Collect each line containing "marker".

## begin

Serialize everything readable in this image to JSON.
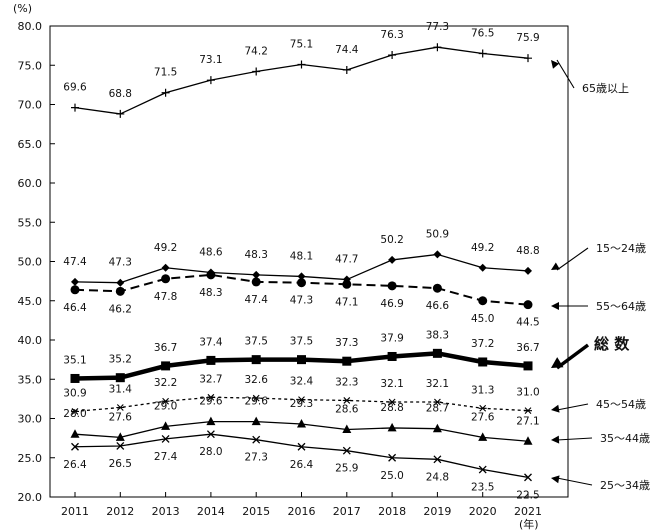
{
  "chart_data": {
    "type": "line",
    "ylabel": "(%)",
    "xlabel": "(年)",
    "ylim": [
      20,
      80
    ],
    "ytick_step": 5,
    "yticks": [
      "80.0",
      "75.0",
      "70.0",
      "65.0",
      "60.0",
      "55.0",
      "50.0",
      "45.0",
      "40.0",
      "35.0",
      "30.0",
      "25.0",
      "20.0"
    ],
    "categories": [
      "2011",
      "2012",
      "2013",
      "2014",
      "2015",
      "2016",
      "2017",
      "2018",
      "2019",
      "2020",
      "2021"
    ],
    "grid": false,
    "series": [
      {
        "name": "65歳以上",
        "marker": "plus",
        "style": "solid",
        "weight": "normal",
        "values": [
          69.6,
          68.8,
          71.5,
          73.1,
          74.2,
          75.1,
          74.4,
          76.3,
          77.3,
          76.5,
          75.9
        ],
        "labels": [
          "69.6",
          "68.8",
          "71.5",
          "73.1",
          "74.2",
          "75.1",
          "74.4",
          "76.3",
          "77.3",
          "76.5",
          "75.9"
        ]
      },
      {
        "name": "15～24歳",
        "marker": "diamond",
        "style": "solid",
        "weight": "normal",
        "values": [
          47.4,
          47.3,
          49.2,
          48.6,
          48.3,
          48.1,
          47.7,
          50.2,
          50.9,
          49.2,
          48.8
        ],
        "labels": [
          "47.4",
          "47.3",
          "49.2",
          "48.6",
          "48.3",
          "48.1",
          "47.7",
          "50.2",
          "50.9",
          "49.2",
          "48.8"
        ]
      },
      {
        "name": "55～64歳",
        "marker": "circle",
        "style": "dashed",
        "weight": "normal",
        "values": [
          46.4,
          46.2,
          47.8,
          48.3,
          47.4,
          47.3,
          47.1,
          46.9,
          46.6,
          45.0,
          44.5
        ],
        "labels": [
          "46.4",
          "46.2",
          "47.8",
          "48.3",
          "47.4",
          "47.3",
          "47.1",
          "46.9",
          "46.6",
          "45.0",
          "44.5"
        ]
      },
      {
        "name": "総 数",
        "marker": "square",
        "style": "solid",
        "weight": "bold",
        "values": [
          35.1,
          35.2,
          36.7,
          37.4,
          37.5,
          37.5,
          37.3,
          37.9,
          38.3,
          37.2,
          36.7
        ],
        "labels": [
          "35.1",
          "35.2",
          "36.7",
          "37.4",
          "37.5",
          "37.5",
          "37.3",
          "37.9",
          "38.3",
          "37.2",
          "36.7"
        ]
      },
      {
        "name": "45～54歳",
        "marker": "asterisk",
        "style": "dotted",
        "weight": "normal",
        "values": [
          30.9,
          31.4,
          32.2,
          32.7,
          32.6,
          32.4,
          32.3,
          32.1,
          32.1,
          31.3,
          31.0
        ],
        "labels": [
          "30.9",
          "31.4",
          "32.2",
          "32.7",
          "32.6",
          "32.4",
          "32.3",
          "32.1",
          "32.1",
          "31.3",
          "31.0"
        ]
      },
      {
        "name": "35～44歳",
        "marker": "triangle",
        "style": "solid",
        "weight": "normal",
        "values": [
          28.0,
          27.6,
          29.0,
          29.6,
          29.6,
          29.3,
          28.6,
          28.8,
          28.7,
          27.6,
          27.1
        ],
        "labels": [
          "28.0",
          "27.6",
          "29.0",
          "29.6",
          "29.6",
          "29.3",
          "28.6",
          "28.8",
          "28.7",
          "27.6",
          "27.1"
        ]
      },
      {
        "name": "25～34歳",
        "marker": "cross",
        "style": "solid",
        "weight": "normal",
        "values": [
          26.4,
          26.5,
          27.4,
          28.0,
          27.3,
          26.4,
          25.9,
          25.0,
          24.8,
          23.5,
          22.5
        ],
        "labels": [
          "26.4",
          "26.5",
          "27.4",
          "28.0",
          "27.3",
          "26.4",
          "25.9",
          "25.0",
          "24.8",
          "23.5",
          "22.5"
        ]
      }
    ]
  }
}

## end

__REPLY TO THE TASK__
        "marker": "plus",
        "marker": "diamond",
        "marker": "circle",
        "marker": "square",
        "marker": "asterisk",
        "marker": "triangle",
        "marker": "cross",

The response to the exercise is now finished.